[Collection entries]
★ ★ ★ ★ ★

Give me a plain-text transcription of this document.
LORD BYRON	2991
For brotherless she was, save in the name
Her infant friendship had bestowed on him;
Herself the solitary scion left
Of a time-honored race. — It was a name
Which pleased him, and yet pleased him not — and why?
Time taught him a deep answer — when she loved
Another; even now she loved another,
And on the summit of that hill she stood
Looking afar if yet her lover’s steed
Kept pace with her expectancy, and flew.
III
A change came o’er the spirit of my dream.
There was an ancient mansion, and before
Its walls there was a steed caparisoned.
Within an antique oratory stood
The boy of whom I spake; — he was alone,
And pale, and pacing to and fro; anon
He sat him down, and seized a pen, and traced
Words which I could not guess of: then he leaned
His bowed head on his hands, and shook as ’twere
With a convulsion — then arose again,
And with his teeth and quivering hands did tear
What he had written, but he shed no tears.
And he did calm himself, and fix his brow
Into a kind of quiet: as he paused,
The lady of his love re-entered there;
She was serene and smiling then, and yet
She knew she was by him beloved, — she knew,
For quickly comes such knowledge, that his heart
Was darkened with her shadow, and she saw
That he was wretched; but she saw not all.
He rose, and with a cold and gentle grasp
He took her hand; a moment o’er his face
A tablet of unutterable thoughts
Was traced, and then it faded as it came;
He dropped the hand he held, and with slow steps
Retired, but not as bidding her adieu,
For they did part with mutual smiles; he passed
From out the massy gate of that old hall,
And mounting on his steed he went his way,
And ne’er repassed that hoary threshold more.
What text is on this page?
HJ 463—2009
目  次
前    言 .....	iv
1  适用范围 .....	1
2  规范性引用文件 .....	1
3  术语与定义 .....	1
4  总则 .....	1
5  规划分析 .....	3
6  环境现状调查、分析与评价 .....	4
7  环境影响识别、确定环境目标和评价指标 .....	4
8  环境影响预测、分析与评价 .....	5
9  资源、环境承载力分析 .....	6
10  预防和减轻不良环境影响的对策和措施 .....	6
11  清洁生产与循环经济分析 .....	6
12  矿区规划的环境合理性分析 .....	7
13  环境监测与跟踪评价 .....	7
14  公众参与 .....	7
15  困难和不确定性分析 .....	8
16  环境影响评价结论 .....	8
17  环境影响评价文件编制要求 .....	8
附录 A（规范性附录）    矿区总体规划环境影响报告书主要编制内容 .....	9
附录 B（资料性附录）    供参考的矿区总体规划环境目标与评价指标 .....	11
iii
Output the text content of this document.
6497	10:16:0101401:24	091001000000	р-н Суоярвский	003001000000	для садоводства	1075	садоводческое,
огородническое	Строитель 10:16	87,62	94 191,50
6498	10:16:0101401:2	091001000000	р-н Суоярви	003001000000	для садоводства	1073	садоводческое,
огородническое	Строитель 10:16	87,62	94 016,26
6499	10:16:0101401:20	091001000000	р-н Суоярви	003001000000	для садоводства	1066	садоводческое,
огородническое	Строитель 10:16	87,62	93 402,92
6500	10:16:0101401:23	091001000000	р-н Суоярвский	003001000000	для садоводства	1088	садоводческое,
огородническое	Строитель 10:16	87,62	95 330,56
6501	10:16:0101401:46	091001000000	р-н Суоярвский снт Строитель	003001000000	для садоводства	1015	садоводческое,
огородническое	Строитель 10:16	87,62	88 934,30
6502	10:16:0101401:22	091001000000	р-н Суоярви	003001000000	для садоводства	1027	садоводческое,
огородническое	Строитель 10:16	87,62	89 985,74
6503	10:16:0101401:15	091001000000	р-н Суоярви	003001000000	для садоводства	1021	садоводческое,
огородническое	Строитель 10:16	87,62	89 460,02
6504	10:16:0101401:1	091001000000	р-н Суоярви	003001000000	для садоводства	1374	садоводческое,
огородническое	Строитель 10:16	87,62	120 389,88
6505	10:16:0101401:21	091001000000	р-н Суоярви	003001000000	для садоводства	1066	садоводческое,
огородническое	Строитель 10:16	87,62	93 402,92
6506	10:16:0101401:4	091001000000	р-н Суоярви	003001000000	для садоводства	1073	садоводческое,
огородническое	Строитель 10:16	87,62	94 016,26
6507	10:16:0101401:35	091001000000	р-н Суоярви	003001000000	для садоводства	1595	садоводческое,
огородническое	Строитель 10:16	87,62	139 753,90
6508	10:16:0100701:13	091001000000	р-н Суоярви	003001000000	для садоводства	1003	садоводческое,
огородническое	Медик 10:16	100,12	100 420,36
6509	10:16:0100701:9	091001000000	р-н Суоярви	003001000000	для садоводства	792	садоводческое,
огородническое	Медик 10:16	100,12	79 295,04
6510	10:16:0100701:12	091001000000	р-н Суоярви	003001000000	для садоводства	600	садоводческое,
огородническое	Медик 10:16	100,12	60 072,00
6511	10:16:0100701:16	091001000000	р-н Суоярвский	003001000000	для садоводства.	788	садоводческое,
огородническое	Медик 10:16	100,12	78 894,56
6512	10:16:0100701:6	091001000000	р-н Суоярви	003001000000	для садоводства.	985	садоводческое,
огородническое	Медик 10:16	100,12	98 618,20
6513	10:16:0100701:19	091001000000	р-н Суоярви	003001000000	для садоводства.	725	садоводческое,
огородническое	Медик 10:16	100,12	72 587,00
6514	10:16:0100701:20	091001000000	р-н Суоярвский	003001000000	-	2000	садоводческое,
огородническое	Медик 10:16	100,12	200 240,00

★ ★ ★ ★ ★

■ What is expected ■
All of the entries need to be reproduced exactly; please write them out.

■ Answer to the problem ■
Give me a plain-text transcription of this document.
LORD BYRON	2991
For brotherless she was, save in the name
Her infant friendship had bestowed on him;
Herself the solitary scion left
Of a time-honored race. — It was a name
Which pleased him, and yet pleased him not — and why?
Time taught him a deep answer — when she loved
Another; even now she loved another,
And on the summit of that hill she stood
Looking afar if yet her lover’s steed
Kept pace with her expectancy, and flew.
III
A change came o’er the spirit of my dream.
There was an ancient mansion, and before
Its walls there was a steed caparisoned.
Within an antique oratory stood
The boy of whom I spake; — he was alone,
And pale, and pacing to and fro; anon
He sat him down, and seized a pen, and traced
Words which I could not guess of: then he leaned
His bowed head on his hands, and shook as ’twere
With a convulsion — then arose again,
And with his teeth and quivering hands did tear
What he had written, but he shed no tears.
And he did calm himself, and fix his brow
Into a kind of quiet: as he paused,
The lady of his love re-entered there;
She was serene and smiling then, and yet
She knew she was by him beloved, — she knew,
For quickly comes such knowledge, that his heart
Was darkened with her shadow, and she saw
That he was wretched; but she saw not all.
He rose, and with a cold and gentle grasp
He took her hand; a moment o’er his face
A tablet of unutterable thoughts
Was traced, and then it faded as it came;
He dropped the hand he held, and with slow steps
Retired, but not as bidding her adieu,
For they did part with mutual smiles; he passed
From out the massy gate of that old hall,
And mounting on his steed he went his way,
And ne’er repassed that hoary threshold more.
What text is on this page?
HJ 463—2009
目  次
前    言 .....	iv
1  适用范围 .....	1
2  规范性引用文件 .....	1
3  术语与定义 .....	1
4  总则 .....	1
5  规划分析 .....	3
6  环境现状调查、分析与评价 .....	4
7  环境影响识别、确定环境目标和评价指标 .....	4
8  环境影响预测、分析与评价 .....	5
9  资源、环境承载力分析 .....	6
10  预防和减轻不良环境影响的对策和措施 .....	6
11  清洁生产与循环经济分析 .....	6
12  矿区规划的环境合理性分析 .....	7
13  环境监测与跟踪评价 .....	7
14  公众参与 .....	7
15  困难和不确定性分析 .....	8
16  环境影响评价结论 .....	8
17  环境影响评价文件编制要求 .....	8
附录 A（规范性附录）    矿区总体规划环境影响报告书主要编制内容 .....	9
附录 B（资料性附录）    供参考的矿区总体规划环境目标与评价指标 .....	11
iii
Output the text content of this document.
6497	10:16:0101401:24	091001000000	р-н Суоярвский	003001000000	для садоводства	1075	садоводческое,
огородническое	Строитель 10:16	87,62	94 191,50
6498	10:16:0101401:2	091001000000	р-н Суоярви	003001000000	для садоводства	1073	садоводческое,
огородническое	Строитель 10:16	87,62	94 016,26
6499	10:16:0101401:20	091001000000	р-н Суоярви	003001000000	для садоводства	1066	садоводческое,
огородническое	Строитель 10:16	87,62	93 402,92
6500	10:16:0101401:23	091001000000	р-н Суоярвский	003001000000	для садоводства	1088	садоводческое,
огородническое	Строитель 10:16	87,62	95 330,56
6501	10:16:0101401:46	091001000000	р-н Суоярвский снт Строитель	003001000000	для садоводства	1015	садоводческое,
огородническое	Строитель 10:16	87,62	88 934,30
6502	10:16:0101401:22	091001000000	р-н Суоярви	003001000000	для садоводства	1027	садоводческое,
огородническое	Строитель 10:16	87,62	89 985,74
6503	10:16:0101401:15	091001000000	р-н Суоярви	003001000000	для садоводства	1021	садоводческое,
огородническое	Строитель 10:16	87,62	89 460,02
6504	10:16:0101401:1	091001000000	р-н Суоярви	003001000000	для садоводства	1374	садоводческое,
огородническое	Строитель 10:16	87,62	120 389,88
6505	10:16:0101401:21	091001000000	р-н Суоярви	003001000000	для садоводства	1066	садоводческое,
огородническое	Строитель 10:16	87,62	93 402,92
6506	10:16:0101401:4	091001000000	р-н Суоярви	003001000000	для садоводства	1073	садоводческое,
огородническое	Строитель 10:16	87,62	94 016,26
6507	10:16:0101401:35	091001000000	р-н Суоярви	003001000000	для садоводства	1595	садоводческое,
огородническое	Строитель 10:16	87,62	139 753,90
6508	10:16:0100701:13	091001000000	р-н Суоярви	003001000000	для садоводства	1003	садоводческое,
огородническое	Медик 10:16	100,12	100 420,36
6509	10:16:0100701:9	091001000000	р-н Суоярви	003001000000	для садоводства	792	садоводческое,
огородническое	Медик 10:16	100,12	79 295,04
6510	10:16:0100701:12	091001000000	р-н Суоярви	003001000000	для садоводства	600	садоводческое,
огородническое	Медик 10:16	100,12	60 072,00
6511	10:16:0100701:16	091001000000	р-н Суоярвский	003001000000	для садоводства.	788	садоводческое,
огородническое	Медик 10:16	100,12	78 894,56
6512	10:16:0100701:6	091001000000	р-н Суоярви	003001000000	для садоводства.	985	садоводческое,
огородническое	Медик 10:16	100,12	98 618,20
6513	10:16:0100701:19	091001000000	р-н Суоярви	003001000000	для садоводства.	725	садоводческое,
огородническое	Медик 10:16	100,12	72 587,00
6514	10:16:0100701:20	091001000000	р-н Суоярвский	003001000000	-	2000	садоводческое,
огородническое	Медик 10:16	100,12	200 240,00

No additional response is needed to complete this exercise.